• _WHAT IS EXPECTED_:
Scan the entries below. List each line with "Neutral".

[Extracted records]
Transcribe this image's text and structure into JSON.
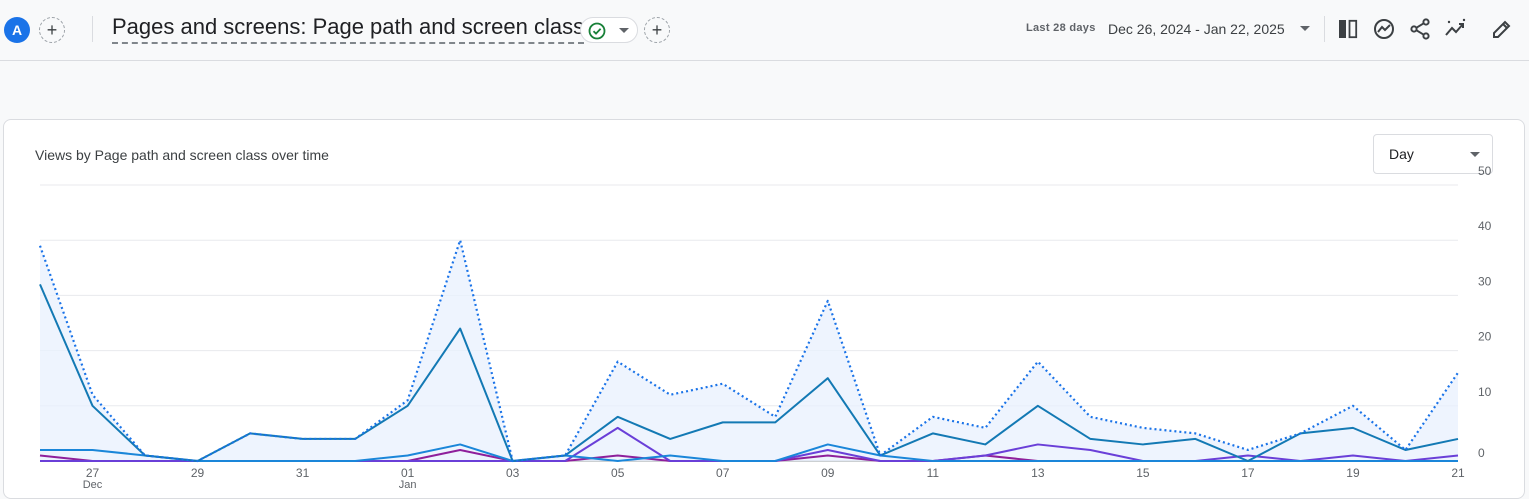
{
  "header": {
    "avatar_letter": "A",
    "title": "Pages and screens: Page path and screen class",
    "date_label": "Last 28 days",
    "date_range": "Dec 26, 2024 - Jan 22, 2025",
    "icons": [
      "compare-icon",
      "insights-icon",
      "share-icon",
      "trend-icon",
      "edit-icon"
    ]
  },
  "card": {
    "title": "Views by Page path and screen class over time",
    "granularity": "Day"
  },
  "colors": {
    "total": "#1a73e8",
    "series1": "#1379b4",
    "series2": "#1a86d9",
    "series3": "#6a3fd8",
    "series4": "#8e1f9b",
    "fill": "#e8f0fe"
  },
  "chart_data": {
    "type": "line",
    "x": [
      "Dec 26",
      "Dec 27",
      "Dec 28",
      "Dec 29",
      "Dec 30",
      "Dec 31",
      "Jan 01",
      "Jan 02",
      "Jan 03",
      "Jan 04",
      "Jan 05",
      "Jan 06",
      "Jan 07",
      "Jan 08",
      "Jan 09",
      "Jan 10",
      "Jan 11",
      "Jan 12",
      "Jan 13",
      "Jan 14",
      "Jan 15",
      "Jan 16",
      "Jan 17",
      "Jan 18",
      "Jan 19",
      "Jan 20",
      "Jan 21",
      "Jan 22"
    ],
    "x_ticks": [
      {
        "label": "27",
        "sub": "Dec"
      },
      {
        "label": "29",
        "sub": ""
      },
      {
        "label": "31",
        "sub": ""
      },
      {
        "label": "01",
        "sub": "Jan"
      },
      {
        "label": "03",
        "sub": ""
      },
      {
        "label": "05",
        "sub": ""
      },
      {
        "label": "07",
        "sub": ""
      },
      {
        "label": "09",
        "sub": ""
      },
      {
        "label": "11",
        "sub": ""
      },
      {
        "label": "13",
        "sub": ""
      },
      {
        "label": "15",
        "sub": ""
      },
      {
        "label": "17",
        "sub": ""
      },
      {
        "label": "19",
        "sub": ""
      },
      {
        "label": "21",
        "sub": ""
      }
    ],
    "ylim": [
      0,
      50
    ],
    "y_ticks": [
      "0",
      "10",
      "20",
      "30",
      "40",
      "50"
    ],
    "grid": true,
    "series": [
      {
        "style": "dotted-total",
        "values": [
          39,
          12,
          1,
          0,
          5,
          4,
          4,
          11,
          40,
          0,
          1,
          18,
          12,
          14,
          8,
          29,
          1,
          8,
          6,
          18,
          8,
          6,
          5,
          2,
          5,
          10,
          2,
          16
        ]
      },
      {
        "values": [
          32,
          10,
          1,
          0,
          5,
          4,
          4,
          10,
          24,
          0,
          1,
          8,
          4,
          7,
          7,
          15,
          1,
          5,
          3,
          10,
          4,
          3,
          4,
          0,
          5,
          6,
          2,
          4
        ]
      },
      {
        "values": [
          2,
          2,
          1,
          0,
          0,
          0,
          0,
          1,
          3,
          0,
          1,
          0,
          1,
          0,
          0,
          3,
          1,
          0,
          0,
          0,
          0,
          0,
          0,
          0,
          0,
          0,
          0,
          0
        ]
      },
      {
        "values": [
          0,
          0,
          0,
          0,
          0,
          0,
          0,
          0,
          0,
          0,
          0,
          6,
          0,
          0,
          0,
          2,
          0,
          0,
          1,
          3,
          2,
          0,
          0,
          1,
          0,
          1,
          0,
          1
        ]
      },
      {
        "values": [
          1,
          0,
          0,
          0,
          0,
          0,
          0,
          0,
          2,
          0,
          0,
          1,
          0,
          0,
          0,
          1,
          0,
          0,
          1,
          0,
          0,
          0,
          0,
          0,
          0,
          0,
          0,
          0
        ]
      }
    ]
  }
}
--
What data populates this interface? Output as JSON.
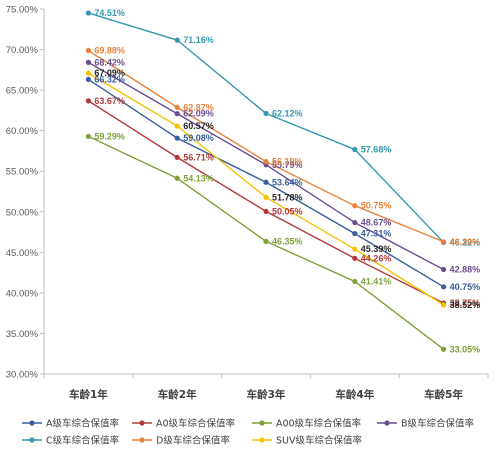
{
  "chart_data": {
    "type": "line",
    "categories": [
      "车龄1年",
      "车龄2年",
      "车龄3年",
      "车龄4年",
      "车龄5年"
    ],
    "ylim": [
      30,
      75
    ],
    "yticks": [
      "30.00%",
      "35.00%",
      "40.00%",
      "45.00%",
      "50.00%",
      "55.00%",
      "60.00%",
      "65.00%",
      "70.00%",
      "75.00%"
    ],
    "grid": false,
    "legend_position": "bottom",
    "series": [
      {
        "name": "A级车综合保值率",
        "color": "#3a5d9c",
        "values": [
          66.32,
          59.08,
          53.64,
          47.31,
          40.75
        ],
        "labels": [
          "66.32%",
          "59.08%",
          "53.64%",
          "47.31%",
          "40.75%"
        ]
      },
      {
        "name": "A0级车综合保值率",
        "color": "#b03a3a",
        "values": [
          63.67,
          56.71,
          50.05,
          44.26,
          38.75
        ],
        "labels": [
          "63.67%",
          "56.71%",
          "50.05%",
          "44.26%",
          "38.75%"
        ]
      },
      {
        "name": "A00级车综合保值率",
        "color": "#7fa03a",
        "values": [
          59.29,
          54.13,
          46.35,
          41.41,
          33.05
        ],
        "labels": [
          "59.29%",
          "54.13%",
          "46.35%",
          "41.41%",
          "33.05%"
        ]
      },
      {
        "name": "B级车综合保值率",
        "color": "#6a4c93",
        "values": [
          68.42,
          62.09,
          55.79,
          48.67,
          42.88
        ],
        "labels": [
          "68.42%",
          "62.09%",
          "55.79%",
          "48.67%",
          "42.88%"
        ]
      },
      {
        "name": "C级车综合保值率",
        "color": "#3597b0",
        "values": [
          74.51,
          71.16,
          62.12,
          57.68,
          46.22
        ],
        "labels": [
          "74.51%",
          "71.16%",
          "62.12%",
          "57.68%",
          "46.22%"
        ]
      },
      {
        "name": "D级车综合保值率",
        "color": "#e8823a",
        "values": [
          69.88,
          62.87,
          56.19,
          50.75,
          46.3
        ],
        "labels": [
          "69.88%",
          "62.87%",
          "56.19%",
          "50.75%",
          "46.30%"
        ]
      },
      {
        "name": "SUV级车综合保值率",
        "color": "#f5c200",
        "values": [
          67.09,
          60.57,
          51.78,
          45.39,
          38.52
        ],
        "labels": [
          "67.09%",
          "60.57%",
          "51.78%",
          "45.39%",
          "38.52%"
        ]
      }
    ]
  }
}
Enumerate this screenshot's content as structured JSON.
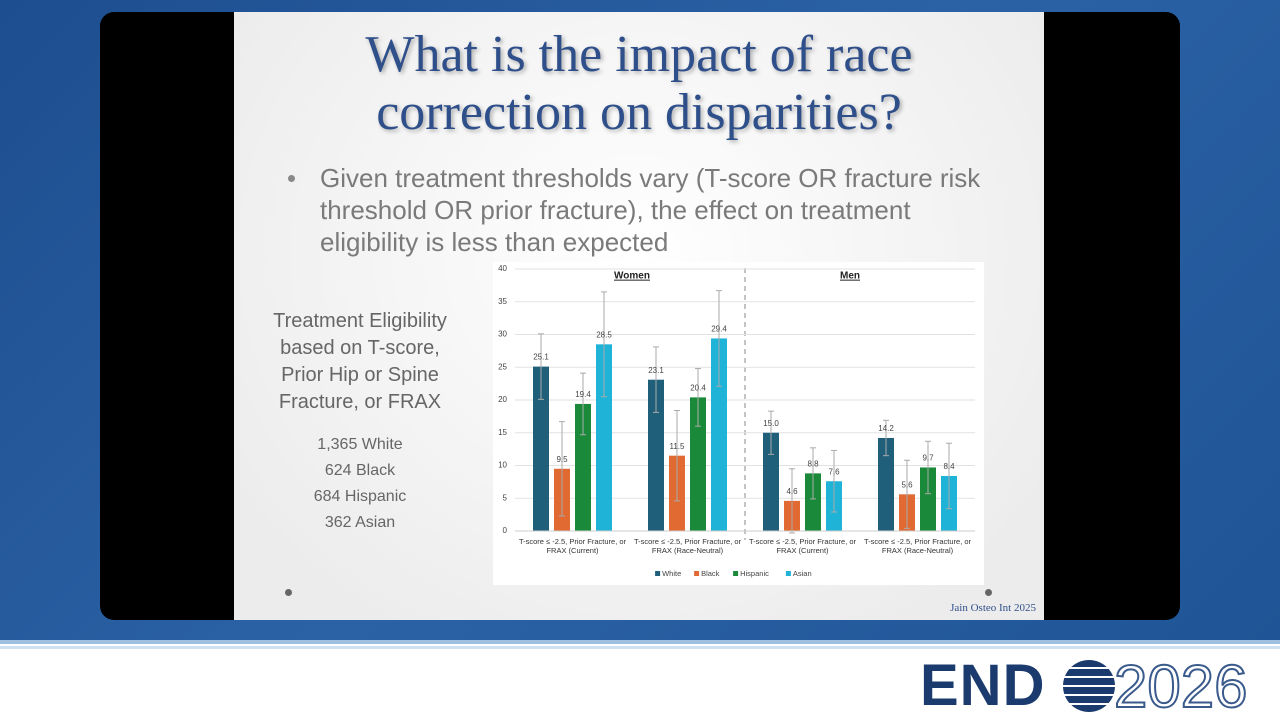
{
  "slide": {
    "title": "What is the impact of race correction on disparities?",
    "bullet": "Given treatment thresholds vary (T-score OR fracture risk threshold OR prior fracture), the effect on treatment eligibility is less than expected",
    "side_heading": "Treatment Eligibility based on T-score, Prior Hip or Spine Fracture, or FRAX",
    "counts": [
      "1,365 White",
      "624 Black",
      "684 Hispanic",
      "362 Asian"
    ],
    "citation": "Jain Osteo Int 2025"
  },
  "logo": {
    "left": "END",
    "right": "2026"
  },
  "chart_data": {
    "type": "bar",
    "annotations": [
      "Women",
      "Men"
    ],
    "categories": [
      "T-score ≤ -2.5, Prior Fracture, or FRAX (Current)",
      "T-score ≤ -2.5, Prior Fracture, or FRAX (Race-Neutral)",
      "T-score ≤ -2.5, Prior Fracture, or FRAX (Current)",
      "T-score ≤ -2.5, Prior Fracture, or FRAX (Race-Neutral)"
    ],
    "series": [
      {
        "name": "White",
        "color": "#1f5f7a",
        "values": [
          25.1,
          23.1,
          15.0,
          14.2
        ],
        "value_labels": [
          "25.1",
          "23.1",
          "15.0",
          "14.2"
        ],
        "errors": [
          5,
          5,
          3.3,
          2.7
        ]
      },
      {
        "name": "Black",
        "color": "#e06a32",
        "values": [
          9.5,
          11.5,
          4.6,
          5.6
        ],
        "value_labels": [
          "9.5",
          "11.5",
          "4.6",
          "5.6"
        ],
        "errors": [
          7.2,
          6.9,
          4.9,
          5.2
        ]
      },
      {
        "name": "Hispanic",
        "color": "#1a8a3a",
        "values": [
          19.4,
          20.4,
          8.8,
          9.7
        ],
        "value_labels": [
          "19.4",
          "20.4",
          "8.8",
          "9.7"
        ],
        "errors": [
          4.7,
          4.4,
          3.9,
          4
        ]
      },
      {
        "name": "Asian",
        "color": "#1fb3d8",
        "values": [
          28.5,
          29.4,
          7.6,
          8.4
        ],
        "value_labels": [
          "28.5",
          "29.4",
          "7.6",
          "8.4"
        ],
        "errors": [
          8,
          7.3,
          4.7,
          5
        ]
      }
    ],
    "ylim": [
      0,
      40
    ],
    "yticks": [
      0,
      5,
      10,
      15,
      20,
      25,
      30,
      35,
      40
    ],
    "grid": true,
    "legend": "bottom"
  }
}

• _RESPONSE TO THIS TASK_:
      "T-score ≤ -2.5, Prior Fracture, or FRAX (Race-Neutral)",
      "T-score ≤ -2.5, Prior Fracture, or FRAX (Race-Neutral)"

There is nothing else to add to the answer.